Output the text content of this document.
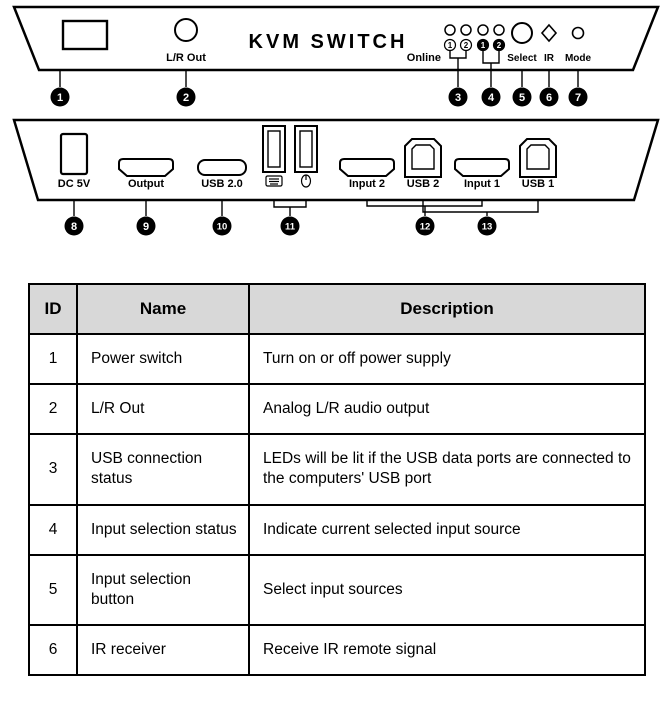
L/R Out
KVM SWITCH
Online
1 2 1 2
Select IR Mode
1	2	3 4 5 6 7
DC 5V	Output	USB 2.0	Input 2 USB 2 Input 1 USB 1
8	9	10	11	12	13
ID	Name	Description
1	Power switch	Turn on or off power supply
2	L/R Out	Analog L/R audio output
3	USB connection status	LEDs will be lit if the USB data ports are connected to the computers' USB port
4	Input selection status	Indicate current selected input source
5	Input selection button	Select input sources
6	IR receiver	Receive IR remote signal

== PROBLEM STATEMENT ==
Give every record back exactly as it reads, with no images.

== RESULT OF THIS EXERCISE ==
Output the text content of this document.
L/R Out
KVM SWITCH
Online
1 2 1 2
Select IR Mode
1	2	3 4 5 6 7
DC 5V	Output	USB 2.0	Input 2 USB 2 Input 1 USB 1
8	9	10	11	12	13
ID	Name	Description
1	Power switch	Turn on or off power supply
2	L/R Out	Analog L/R audio output
3	USB connection status	LEDs will be lit if the USB data ports are connected to the computers' USB port
4	Input selection status	Indicate current selected input source
5	Input selection button	Select input sources
6	IR receiver	Receive IR remote signal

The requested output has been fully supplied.